## Written instruction:
Copy out each line exactly; pictures stay out of the copy.

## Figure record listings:
◆ ◆ ◆ ◆ ◆ ◆ ◆
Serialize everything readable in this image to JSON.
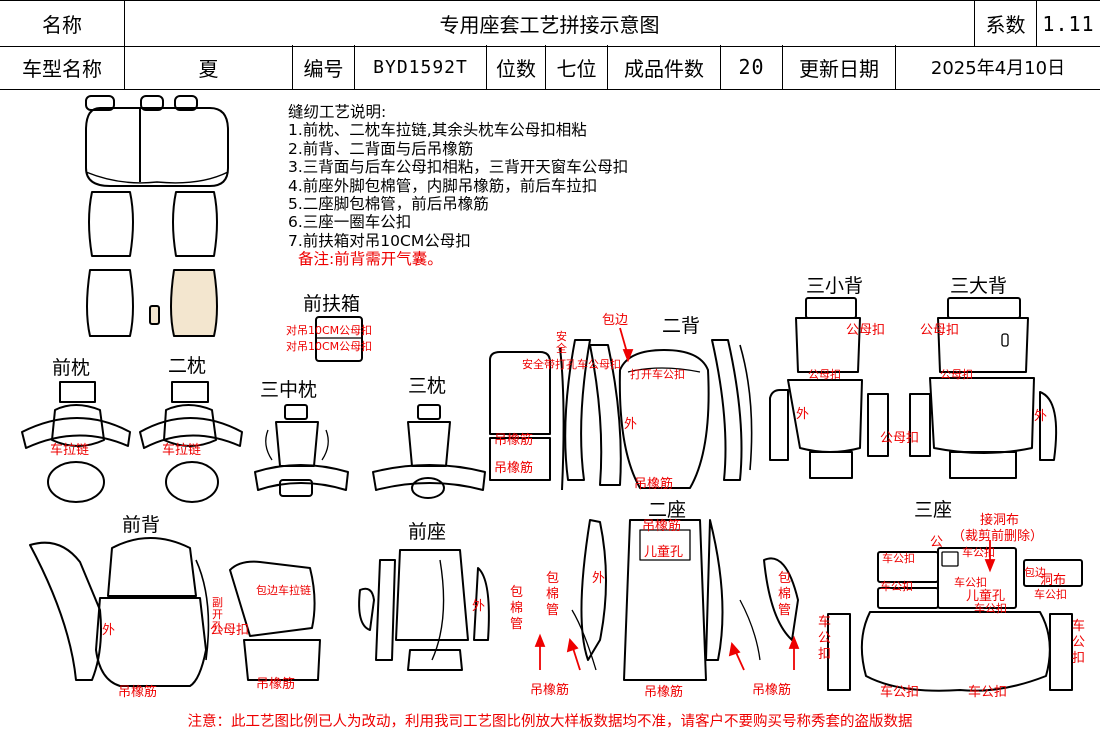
{
  "header": {
    "row1": {
      "name_label": "名称",
      "title": "专用座套工艺拼接示意图",
      "coef_label": "系数",
      "coef_value": "1.11"
    },
    "row2": {
      "model_label": "车型名称",
      "model_value": "夏",
      "code_label": "编号",
      "code_value": "BYD1592T",
      "seat_label": "位数",
      "seat_value": "七位",
      "pieces_label": "成品件数",
      "pieces_value": "20",
      "date_label": "更新日期",
      "date_value": "2025年4月10日"
    }
  },
  "instructions": {
    "heading": "缝纫工艺说明:",
    "lines": [
      "1.前枕、二枕车拉链,其余头枕车公母扣相粘",
      "2.前背、二背面与后吊橡筋",
      "3.三背面与后车公母扣相粘，三背开天窗车公母扣",
      "4.前座外脚包棉管，内脚吊橡筋，前后车拉扣",
      "5.二座脚包棉管，前后吊橡筋",
      "6.三座一圈车公扣",
      "7.前扶箱对吊10CM公母扣"
    ],
    "note": "备注:前背需开气囊。"
  },
  "section_titles": {
    "front_console": "前扶箱",
    "front_pillow": "前枕",
    "second_pillow": "二枕",
    "third_mid_pillow": "三中枕",
    "third_pillow": "三枕",
    "second_back": "二背",
    "third_small_back": "三小背",
    "third_big_back": "三大背",
    "front_back": "前背",
    "front_seat": "前座",
    "second_seat": "二座",
    "third_seat": "三座"
  },
  "annotations": {
    "console_1": "对吊10CM公母扣",
    "console_2": "对吊10CM公母扣",
    "zipper_1": "车拉链",
    "zipper_2": "车拉链",
    "edge_top": "包边",
    "seatbelt_v1": "安",
    "seatbelt_v2": "全",
    "seatbelt_slot": "安全带打孔车公母扣",
    "window": "打开车公扣",
    "rubber_1": "吊橡筋",
    "rubber_2": "吊橡筋",
    "rubber_3": "吊橡筋",
    "outer_1": "外",
    "outer_2": "外",
    "outer_3": "外",
    "outer_4": "外",
    "outer_5": "外",
    "outer_6": "外",
    "male_female_1": "公母扣",
    "male_female_2": "公母扣",
    "male_female_3": "公母扣",
    "male_female_4": "公母扣",
    "male_female_5": "公母扣",
    "male_female_6": "公母扣",
    "airbag_1": "副",
    "airbag_2": "开",
    "airbag_3": "孔",
    "edge_zipper": "包边车拉链",
    "rubber_4": "吊橡筋",
    "rubber_5": "吊橡筋",
    "cotton_pipe_1": "包",
    "cotton_pipe_2": "棉",
    "cotton_pipe_3": "管",
    "second_top": "吊橡筋",
    "child_hole_1": "儿童孔",
    "cotton_pipe_4": "包",
    "cotton_pipe_5": "棉",
    "cotton_pipe_6": "管",
    "cotton_pipe_7": "包",
    "cotton_pipe_8": "棉",
    "cotton_pipe_9": "管",
    "rubber_6": "吊橡筋",
    "rubber_7": "吊橡筋",
    "rubber_8": "吊橡筋",
    "join_cloth": "接洞布",
    "trim_note": "（裁剪前删除）",
    "male_1": "车公扣",
    "male_2": "车公扣",
    "male_3": "车公扣",
    "male_4": "车公扣",
    "male_5": "车公扣",
    "male_6": "车公扣",
    "male_7": "车公扣",
    "male_8": "车公扣",
    "child_hole_2": "儿童孔",
    "hole_cloth": "洞布",
    "edge_v": "包边",
    "gong_v": "公",
    "side_1": "车",
    "side_2": "公",
    "side_3": "扣",
    "side_4": "车",
    "side_5": "公",
    "side_6": "扣"
  },
  "footer": "注意：此工艺图比例已人为改动，利用我司工艺图比例放大样板数据均不准，请客户不要购买号称秀套的盗版数据"
}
◆ ◆ ◆ ◆ ◆ ◆ ◆
## Response below:
Serialize everything readable in this image to JSON.
{
  "header": {
    "row1": {
      "name_label": "名称",
      "title": "专用座套工艺拼接示意图",
      "coef_label": "系数",
      "coef_value": "1.11"
    },
    "row2": {
      "model_label": "车型名称",
      "model_value": "夏",
      "code_label": "编号",
      "code_value": "BYD1592T",
      "seat_label": "位数",
      "seat_value": "七位",
      "pieces_label": "成品件数",
      "pieces_value": "20",
      "date_label": "更新日期",
      "date_value": "2025年4月10日"
    }
  },
  "instructions": {
    "heading": "缝纫工艺说明:",
    "lines": [
      "1.前枕、二枕车拉链,其余头枕车公母扣相粘",
      "2.前背、二背面与后吊橡筋",
      "3.三背面与后车公母扣相粘，三背开天窗车公母扣",
      "4.前座外脚包棉管，内脚吊橡筋，前后车拉扣",
      "5.二座脚包棉管，前后吊橡筋",
      "6.三座一圈车公扣",
      "7.前扶箱对吊10CM公母扣"
    ],
    "note": "备注:前背需开气囊。"
  },
  "section_titles": {
    "front_console": "前扶箱",
    "front_pillow": "前枕",
    "second_pillow": "二枕",
    "third_mid_pillow": "三中枕",
    "third_pillow": "三枕",
    "second_back": "二背",
    "third_small_back": "三小背",
    "third_big_back": "三大背",
    "front_back": "前背",
    "front_seat": "前座",
    "second_seat": "二座",
    "third_seat": "三座"
  },
  "annotations": {
    "console_1": "对吊10CM公母扣",
    "console_2": "对吊10CM公母扣",
    "zipper_1": "车拉链",
    "zipper_2": "车拉链",
    "edge_top": "包边",
    "seatbelt_v1": "安",
    "seatbelt_v2": "全",
    "seatbelt_slot": "安全带打孔车公母扣",
    "window": "打开车公扣",
    "rubber_1": "吊橡筋",
    "rubber_2": "吊橡筋",
    "rubber_3": "吊橡筋",
    "outer_1": "外",
    "outer_2": "外",
    "outer_3": "外",
    "outer_4": "外",
    "outer_5": "外",
    "outer_6": "外",
    "male_female_1": "公母扣",
    "male_female_2": "公母扣",
    "male_female_3": "公母扣",
    "male_female_4": "公母扣",
    "male_female_5": "公母扣",
    "male_female_6": "公母扣",
    "airbag_1": "副",
    "airbag_2": "开",
    "airbag_3": "孔",
    "edge_zipper": "包边车拉链",
    "rubber_4": "吊橡筋",
    "rubber_5": "吊橡筋",
    "cotton_pipe_1": "包",
    "cotton_pipe_2": "棉",
    "cotton_pipe_3": "管",
    "second_top": "吊橡筋",
    "child_hole_1": "儿童孔",
    "cotton_pipe_4": "包",
    "cotton_pipe_5": "棉",
    "cotton_pipe_6": "管",
    "cotton_pipe_7": "包",
    "cotton_pipe_8": "棉",
    "cotton_pipe_9": "管",
    "rubber_6": "吊橡筋",
    "rubber_7": "吊橡筋",
    "rubber_8": "吊橡筋",
    "join_cloth": "接洞布",
    "trim_note": "（裁剪前删除）",
    "male_1": "车公扣",
    "male_2": "车公扣",
    "male_3": "车公扣",
    "male_4": "车公扣",
    "male_5": "车公扣",
    "male_6": "车公扣",
    "male_7": "车公扣",
    "male_8": "车公扣",
    "child_hole_2": "儿童孔",
    "hole_cloth": "洞布",
    "edge_v": "包边",
    "gong_v": "公",
    "side_1": "车",
    "side_2": "公",
    "side_3": "扣",
    "side_4": "车",
    "side_5": "公",
    "side_6": "扣"
  },
  "footer": "注意：此工艺图比例已人为改动，利用我司工艺图比例放大样板数据均不准，请客户不要购买号称秀套的盗版数据"
}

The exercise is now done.